* **EXERCISE TASK**
Render every line of the items below as a Markdown table with the columns "No." and "Text", one row per line, numbered in order, with blank lines skipped.

* **GIVEN ENTRIES**
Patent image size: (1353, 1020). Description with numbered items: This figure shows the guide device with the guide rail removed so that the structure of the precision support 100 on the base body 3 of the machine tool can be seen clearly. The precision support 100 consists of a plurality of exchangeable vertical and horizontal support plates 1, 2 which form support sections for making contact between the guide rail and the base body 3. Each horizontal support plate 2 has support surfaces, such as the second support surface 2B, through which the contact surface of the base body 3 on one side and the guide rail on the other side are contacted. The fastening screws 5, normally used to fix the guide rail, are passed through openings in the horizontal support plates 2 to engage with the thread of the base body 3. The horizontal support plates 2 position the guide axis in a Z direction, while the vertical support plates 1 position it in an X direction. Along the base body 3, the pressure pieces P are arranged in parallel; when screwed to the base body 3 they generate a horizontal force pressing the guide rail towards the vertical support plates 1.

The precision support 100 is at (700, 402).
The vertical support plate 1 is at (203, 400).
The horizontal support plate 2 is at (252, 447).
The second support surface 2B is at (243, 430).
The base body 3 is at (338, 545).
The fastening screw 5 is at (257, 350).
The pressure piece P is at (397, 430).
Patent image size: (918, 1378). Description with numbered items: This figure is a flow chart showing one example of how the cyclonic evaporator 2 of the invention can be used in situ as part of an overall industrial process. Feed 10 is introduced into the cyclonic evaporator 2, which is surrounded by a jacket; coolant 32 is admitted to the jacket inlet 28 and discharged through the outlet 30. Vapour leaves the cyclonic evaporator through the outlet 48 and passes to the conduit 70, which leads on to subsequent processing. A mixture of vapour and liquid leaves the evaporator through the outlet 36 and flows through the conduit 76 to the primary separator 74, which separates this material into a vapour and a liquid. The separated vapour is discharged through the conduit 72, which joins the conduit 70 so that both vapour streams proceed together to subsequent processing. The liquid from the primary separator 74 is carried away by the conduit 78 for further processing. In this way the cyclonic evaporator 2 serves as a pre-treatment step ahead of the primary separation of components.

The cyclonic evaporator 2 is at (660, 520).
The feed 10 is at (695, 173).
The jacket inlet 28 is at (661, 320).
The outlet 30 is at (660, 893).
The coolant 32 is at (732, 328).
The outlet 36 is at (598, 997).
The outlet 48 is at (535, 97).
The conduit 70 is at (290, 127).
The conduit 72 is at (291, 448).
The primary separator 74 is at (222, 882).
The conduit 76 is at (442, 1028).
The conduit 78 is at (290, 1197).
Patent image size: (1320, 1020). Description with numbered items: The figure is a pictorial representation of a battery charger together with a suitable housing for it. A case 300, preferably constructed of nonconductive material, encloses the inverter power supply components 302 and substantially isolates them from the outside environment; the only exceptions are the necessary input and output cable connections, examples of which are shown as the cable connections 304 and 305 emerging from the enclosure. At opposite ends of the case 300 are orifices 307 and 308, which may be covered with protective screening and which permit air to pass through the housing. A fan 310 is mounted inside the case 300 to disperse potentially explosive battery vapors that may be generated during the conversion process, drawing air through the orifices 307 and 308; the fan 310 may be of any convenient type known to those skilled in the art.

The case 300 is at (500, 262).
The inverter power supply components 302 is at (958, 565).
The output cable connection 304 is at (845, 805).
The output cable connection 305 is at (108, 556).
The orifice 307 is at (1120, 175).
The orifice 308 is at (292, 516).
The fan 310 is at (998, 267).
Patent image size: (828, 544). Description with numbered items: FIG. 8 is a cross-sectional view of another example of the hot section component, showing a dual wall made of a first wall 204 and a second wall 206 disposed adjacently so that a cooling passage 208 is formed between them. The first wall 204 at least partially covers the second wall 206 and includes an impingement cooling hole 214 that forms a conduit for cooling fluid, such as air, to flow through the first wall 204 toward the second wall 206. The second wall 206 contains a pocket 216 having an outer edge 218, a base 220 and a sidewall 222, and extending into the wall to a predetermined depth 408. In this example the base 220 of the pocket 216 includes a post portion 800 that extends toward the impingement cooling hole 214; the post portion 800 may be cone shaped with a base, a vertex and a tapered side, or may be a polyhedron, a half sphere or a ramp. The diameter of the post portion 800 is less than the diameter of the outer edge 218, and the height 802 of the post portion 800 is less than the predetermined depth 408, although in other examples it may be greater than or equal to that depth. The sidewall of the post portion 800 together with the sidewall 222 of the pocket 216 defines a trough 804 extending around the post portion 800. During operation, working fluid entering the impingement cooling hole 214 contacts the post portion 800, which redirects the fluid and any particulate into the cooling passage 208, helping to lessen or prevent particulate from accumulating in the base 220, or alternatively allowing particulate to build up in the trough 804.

* **RESPONSE**
| No. | Text |
|---|---|
| 1 | Patent image size: (1353, 1020). Description with numbered items: This figure shows the guide device with the guide rail removed so that the structure of the precision support 100 on the base body 3 of the machine tool can be seen clearly. The precision support 100 consists of a plurality of exchangeable vertical and horizontal support plates 1, 2 which form support sections for making contact between the guide rail and the base body 3. Each horizontal support plate 2 has support surfaces, such as the second support surface 2B, through which the contact surface of the base body 3 on one side and the guide rail on the other side are contacted. The fastening screws 5, normally used to fix the guide rail, are passed through openings in the horizontal support plates 2 to engage with the thread of the base body 3. The horizontal support plates 2 position the guide axis in a Z direction, while the vertical support plates 1 position it in an X direction. Along the base body 3, the pressure pieces P are arranged in parallel; when screwed to the base body 3 they generate a horizontal force pressing the guide rail towards the vertical support plates 1. |
| 2 | The precision support 100 is at (700, 402). |
| 3 | The vertical support plate 1 is at (203, 400). |
| 4 | The horizontal support plate 2 is at (252, 447). |
| 5 | The second support surface 2B is at (243, 430). |
| 6 | The base body 3 is at (338, 545). |
| 7 | The fastening screw 5 is at (257, 350). |
| 8 | The pressure piece P is at (397, 430). |
| 9 | Patent image size: (918, 1378). Description with numbered items: This figure is a flow chart showing one example of how the cyclonic evaporator 2 of the invention can be used in situ as part of an overall industrial process. Feed 10 is introduced into the cyclonic evaporator 2, which is surrounded by a jacket; coolant 32 is admitted to the jacket inlet 28 and discharged through the outlet 30. Vapour leaves the cyclonic evaporator through the outlet 48 and passes to the conduit 70, which leads on to subsequent processing. A mixture of vapour and liquid leaves the evaporator through the outlet 36 and flows through the conduit 76 to the primary separator 74, which separates this material into a vapour and a liquid. The separated vapour is discharged through the conduit 72, which joins the conduit 70 so that both vapour streams proceed together to subsequent processing. The liquid from the primary separator 74 is carried away by the conduit 78 for further processing. In this way the cyclonic evaporator 2 serves as a pre-treatment step ahead of the primary separation of components. |
| 10 | The cyclonic evaporator 2 is at (660, 520). |
| 11 | The feed 10 is at (695, 173). |
| 12 | The jacket inlet 28 is at (661, 320). |
| 13 | The outlet 30 is at (660, 893). |
| 14 | The coolant 32 is at (732, 328). |
| 15 | The outlet 36 is at (598, 997). |
| 16 | The outlet 48 is at (535, 97). |
| 17 | The conduit 70 is at (290, 127). |
| 18 | The conduit 72 is at (291, 448). |
| 19 | The primary separator 74 is at (222, 882). |
| 20 | The conduit 76 is at (442, 1028). |
| 21 | The conduit 78 is at (290, 1197). |
| 22 | Patent image size: (1320, 1020). Description with numbered items: The figure is a pictorial representation of a battery charger together with a suitable housing for it. A case 300, preferably constructed of nonconductive material, encloses the inverter power supply components 302 and substantially isolates them from the outside environment; the only exceptions are the necessary input and output cable connections, examples of which are shown as the cable connections 304 and 305 emerging from the enclosure. At opposite ends of the case 300 are orifices 307 and 308, which may be covered with protective screening and which permit air to pass through the housing. A fan 310 is mounted inside the case 300 to disperse potentially explosive battery vapors that may be generated during the conversion process, drawing air through the orifices 307 and 308; the fan 310 may be of any convenient type known to those skilled in the art. |
| 23 | The case 300 is at (500, 262). |
| 24 | The inverter power supply components 302 is at (958, 565). |
| 25 | The output cable connection 304 is at (845, 805). |
| 26 | The output cable connection 305 is at (108, 556). |
| 27 | The orifice 307 is at (1120, 175). |
| 28 | The orifice 308 is at (292, 516). |
| 29 | The fan 310 is at (998, 267). |
| 30 | Patent image size: (828, 544). Description with numbered items: FIG. 8 is a cross-sectional view of another example of the hot section component, showing a dual wall made of a first wall 204 and a second wall 206 disposed adjacently so that a cooling passage 208 is formed between them. The first wall 204 at least partially covers the second wall 206 and includes an impingement cooling hole 214 that forms a conduit for cooling fluid, such as air, to flow through the first wall 204 toward the second wall 206. The second wall 206 contains a pocket 216 having an outer edge 218, a base 220 and a sidewall 222, and extending into the wall to a predetermined depth 408. In this example the base 220 of the pocket 216 includes a post portion 800 that extends toward the impingement cooling hole 214; the post portion 800 may be cone shaped with a base, a vertex and a tapered side, or may be a polyhedron, a half sphere or a ramp. The diameter of the post portion 800 is less than the diameter of the outer edge 218, and the height 802 of the post portion 800 is less than the predetermined depth 408, although in other examples it may be greater than or equal to that depth. The sidewall of the post portion 800 together with the sidewall 222 of the pocket 216 defines a trough 804 extending around the post portion 800. During operation, working fluid entering the impingement cooling hole 214 contacts the post portion 800, which redirects the fluid and any particulate into the cooling passage 208, helping to lessen or prevent particulate from accumulating in the base 220, or alternatively allowing particulate to build up in the trough 804. |